◆ Records:
☆ ☆ ☆

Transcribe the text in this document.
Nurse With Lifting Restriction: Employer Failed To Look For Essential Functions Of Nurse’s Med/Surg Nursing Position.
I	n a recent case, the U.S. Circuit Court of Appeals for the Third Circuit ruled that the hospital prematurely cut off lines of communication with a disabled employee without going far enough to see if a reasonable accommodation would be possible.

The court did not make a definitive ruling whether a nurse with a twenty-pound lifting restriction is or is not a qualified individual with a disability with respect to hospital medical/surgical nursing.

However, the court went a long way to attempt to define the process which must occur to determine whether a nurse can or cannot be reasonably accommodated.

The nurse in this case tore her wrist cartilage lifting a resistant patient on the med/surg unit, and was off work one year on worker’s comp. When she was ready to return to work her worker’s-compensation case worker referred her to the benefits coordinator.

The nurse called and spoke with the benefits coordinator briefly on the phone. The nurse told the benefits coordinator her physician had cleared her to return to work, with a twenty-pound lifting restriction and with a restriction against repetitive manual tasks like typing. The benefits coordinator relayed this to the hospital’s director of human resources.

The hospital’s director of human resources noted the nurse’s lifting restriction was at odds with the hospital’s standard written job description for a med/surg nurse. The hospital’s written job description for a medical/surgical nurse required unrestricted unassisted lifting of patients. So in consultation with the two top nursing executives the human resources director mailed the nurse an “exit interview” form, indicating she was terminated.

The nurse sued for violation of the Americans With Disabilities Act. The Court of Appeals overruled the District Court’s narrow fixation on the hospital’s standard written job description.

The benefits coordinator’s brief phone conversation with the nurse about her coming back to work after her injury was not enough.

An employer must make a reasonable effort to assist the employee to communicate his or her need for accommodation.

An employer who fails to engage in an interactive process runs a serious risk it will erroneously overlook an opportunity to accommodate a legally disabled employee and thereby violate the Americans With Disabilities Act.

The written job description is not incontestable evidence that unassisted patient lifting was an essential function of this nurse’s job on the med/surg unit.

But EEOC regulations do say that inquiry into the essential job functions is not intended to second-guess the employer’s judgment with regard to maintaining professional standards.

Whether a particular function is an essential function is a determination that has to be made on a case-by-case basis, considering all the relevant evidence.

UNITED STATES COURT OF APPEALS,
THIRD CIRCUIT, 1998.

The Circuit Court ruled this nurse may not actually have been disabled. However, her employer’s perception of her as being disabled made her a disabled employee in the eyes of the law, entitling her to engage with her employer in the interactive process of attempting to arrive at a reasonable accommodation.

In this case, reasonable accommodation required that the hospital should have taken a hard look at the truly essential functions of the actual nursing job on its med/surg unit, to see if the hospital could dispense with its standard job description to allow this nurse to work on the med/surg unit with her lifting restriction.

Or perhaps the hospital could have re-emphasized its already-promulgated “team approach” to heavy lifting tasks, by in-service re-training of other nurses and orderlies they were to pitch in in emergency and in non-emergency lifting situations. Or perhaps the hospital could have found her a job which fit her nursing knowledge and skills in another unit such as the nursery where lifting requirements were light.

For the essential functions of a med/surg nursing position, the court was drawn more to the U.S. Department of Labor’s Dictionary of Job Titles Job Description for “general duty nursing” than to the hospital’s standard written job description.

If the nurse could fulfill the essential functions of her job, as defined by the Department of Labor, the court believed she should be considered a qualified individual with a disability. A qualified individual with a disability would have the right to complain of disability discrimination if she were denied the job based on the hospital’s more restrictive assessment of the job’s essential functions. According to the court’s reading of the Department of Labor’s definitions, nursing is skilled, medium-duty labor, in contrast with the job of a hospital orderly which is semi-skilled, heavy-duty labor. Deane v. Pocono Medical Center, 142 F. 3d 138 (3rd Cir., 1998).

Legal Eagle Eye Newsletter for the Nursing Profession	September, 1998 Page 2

☆ ☆ ☆

◆ Task brief:
Word for word and line for line, give the material again.

◆ Worked solution:
Transcribe the text in this document.
Nurse With Lifting Restriction: Employer Failed To Look For Essential Functions Of Nurse’s Med/Surg Nursing Position.
I	n a recent case, the U.S. Circuit Court of Appeals for the Third Circuit ruled that the hospital prematurely cut off lines of communication with a disabled employee without going far enough to see if a reasonable accommodation would be possible.

The court did not make a definitive ruling whether a nurse with a twenty-pound lifting restriction is or is not a qualified individual with a disability with respect to hospital medical/surgical nursing.

However, the court went a long way to attempt to define the process which must occur to determine whether a nurse can or cannot be reasonably accommodated.

The nurse in this case tore her wrist cartilage lifting a resistant patient on the med/surg unit, and was off work one year on worker’s comp. When she was ready to return to work her worker’s-compensation case worker referred her to the benefits coordinator.

The nurse called and spoke with the benefits coordinator briefly on the phone. The nurse told the benefits coordinator her physician had cleared her to return to work, with a twenty-pound lifting restriction and with a restriction against repetitive manual tasks like typing. The benefits coordinator relayed this to the hospital’s director of human resources.

The hospital’s director of human resources noted the nurse’s lifting restriction was at odds with the hospital’s standard written job description for a med/surg nurse. The hospital’s written job description for a medical/surgical nurse required unrestricted unassisted lifting of patients. So in consultation with the two top nursing executives the human resources director mailed the nurse an “exit interview” form, indicating she was terminated.

The nurse sued for violation of the Americans With Disabilities Act. The Court of Appeals overruled the District Court’s narrow fixation on the hospital’s standard written job description.

The benefits coordinator’s brief phone conversation with the nurse about her coming back to work after her injury was not enough.

An employer must make a reasonable effort to assist the employee to communicate his or her need for accommodation.

An employer who fails to engage in an interactive process runs a serious risk it will erroneously overlook an opportunity to accommodate a legally disabled employee and thereby violate the Americans With Disabilities Act.

The written job description is not incontestable evidence that unassisted patient lifting was an essential function of this nurse’s job on the med/surg unit.

But EEOC regulations do say that inquiry into the essential job functions is not intended to second-guess the employer’s judgment with regard to maintaining professional standards.

Whether a particular function is an essential function is a determination that has to be made on a case-by-case basis, considering all the relevant evidence.

UNITED STATES COURT OF APPEALS,
THIRD CIRCUIT, 1998.

The Circuit Court ruled this nurse may not actually have been disabled. However, her employer’s perception of her as being disabled made her a disabled employee in the eyes of the law, entitling her to engage with her employer in the interactive process of attempting to arrive at a reasonable accommodation.

In this case, reasonable accommodation required that the hospital should have taken a hard look at the truly essential functions of the actual nursing job on its med/surg unit, to see if the hospital could dispense with its standard job description to allow this nurse to work on the med/surg unit with her lifting restriction.

Or perhaps the hospital could have re-emphasized its already-promulgated “team approach” to heavy lifting tasks, by in-service re-training of other nurses and orderlies they were to pitch in in emergency and in non-emergency lifting situations. Or perhaps the hospital could have found her a job which fit her nursing knowledge and skills in another unit such as the nursery where lifting requirements were light.

For the essential functions of a med/surg nursing position, the court was drawn more to the U.S. Department of Labor’s Dictionary of Job Titles Job Description for “general duty nursing” than to the hospital’s standard written job description.

If the nurse could fulfill the essential functions of her job, as defined by the Department of Labor, the court believed she should be considered a qualified individual with a disability. A qualified individual with a disability would have the right to complain of disability discrimination if she were denied the job based on the hospital’s more restrictive assessment of the job’s essential functions. According to the court’s reading of the Department of Labor’s definitions, nursing is skilled, medium-duty labor, in contrast with the job of a hospital orderly which is semi-skilled, heavy-duty labor. Deane v. Pocono Medical Center, 142 F. 3d 138 (3rd Cir., 1998).

Legal Eagle Eye Newsletter for the Nursing Profession	September, 1998 Page 2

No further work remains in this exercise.